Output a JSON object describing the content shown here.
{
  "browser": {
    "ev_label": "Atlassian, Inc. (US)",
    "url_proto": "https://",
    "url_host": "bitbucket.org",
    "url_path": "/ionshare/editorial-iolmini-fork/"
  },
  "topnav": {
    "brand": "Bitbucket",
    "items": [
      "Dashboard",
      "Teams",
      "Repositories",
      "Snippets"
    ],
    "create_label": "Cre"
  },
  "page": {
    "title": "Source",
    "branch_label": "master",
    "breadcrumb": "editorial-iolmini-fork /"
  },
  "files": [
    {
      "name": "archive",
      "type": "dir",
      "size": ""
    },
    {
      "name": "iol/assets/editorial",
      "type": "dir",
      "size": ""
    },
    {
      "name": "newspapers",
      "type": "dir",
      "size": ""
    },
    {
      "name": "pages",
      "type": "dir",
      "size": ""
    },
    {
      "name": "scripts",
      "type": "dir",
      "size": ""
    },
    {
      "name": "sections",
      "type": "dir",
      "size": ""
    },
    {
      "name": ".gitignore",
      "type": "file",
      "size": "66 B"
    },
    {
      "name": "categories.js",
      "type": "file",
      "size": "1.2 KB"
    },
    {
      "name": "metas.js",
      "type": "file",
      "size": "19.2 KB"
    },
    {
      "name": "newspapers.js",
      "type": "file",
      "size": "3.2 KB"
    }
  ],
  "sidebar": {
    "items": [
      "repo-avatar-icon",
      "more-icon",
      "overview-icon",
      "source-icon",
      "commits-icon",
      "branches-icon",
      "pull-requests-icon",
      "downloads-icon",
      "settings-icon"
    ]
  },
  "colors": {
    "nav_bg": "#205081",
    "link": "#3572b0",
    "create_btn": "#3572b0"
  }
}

+ + + + + + +

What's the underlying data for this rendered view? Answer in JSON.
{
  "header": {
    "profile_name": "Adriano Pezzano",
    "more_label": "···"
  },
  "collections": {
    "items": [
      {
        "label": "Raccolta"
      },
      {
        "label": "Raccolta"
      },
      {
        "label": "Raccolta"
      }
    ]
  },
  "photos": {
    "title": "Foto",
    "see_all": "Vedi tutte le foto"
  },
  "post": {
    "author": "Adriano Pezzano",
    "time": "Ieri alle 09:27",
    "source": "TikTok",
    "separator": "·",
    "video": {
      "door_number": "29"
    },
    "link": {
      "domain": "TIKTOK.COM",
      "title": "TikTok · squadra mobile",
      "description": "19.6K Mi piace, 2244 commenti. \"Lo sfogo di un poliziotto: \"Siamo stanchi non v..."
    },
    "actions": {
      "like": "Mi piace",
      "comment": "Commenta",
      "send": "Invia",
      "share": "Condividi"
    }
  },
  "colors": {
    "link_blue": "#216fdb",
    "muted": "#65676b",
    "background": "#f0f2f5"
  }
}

+ + + + + + +

» Exercise instructions
Report the number of lines in the listing above that include the word "icon", and nothing else.

» Written response
9